> **PROBLEM REQUIREMENTS**: Give the number of lines in the entries that contain "should". State only the count.

======

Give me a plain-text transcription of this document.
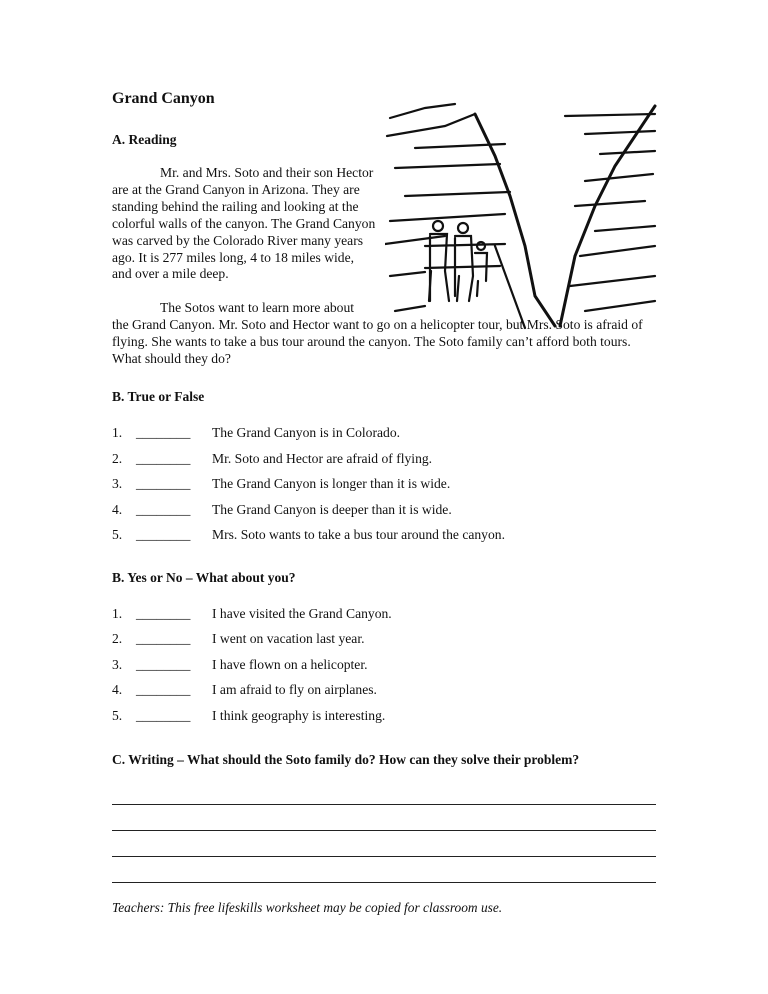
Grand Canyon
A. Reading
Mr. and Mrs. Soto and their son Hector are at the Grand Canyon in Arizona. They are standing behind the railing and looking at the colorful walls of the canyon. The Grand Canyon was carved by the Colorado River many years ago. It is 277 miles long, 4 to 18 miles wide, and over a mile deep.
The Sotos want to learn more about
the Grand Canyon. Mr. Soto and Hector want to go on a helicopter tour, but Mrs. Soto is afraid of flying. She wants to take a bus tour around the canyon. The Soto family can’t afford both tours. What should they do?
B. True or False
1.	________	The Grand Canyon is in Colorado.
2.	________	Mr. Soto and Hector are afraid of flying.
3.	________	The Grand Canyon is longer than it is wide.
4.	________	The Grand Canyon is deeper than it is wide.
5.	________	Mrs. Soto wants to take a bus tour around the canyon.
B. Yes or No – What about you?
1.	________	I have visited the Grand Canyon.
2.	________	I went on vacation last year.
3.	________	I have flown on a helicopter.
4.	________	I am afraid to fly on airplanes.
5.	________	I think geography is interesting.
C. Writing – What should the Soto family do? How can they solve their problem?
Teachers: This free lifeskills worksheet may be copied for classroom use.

======

> **RESPONSE FOR THIS EXERCISE**: 2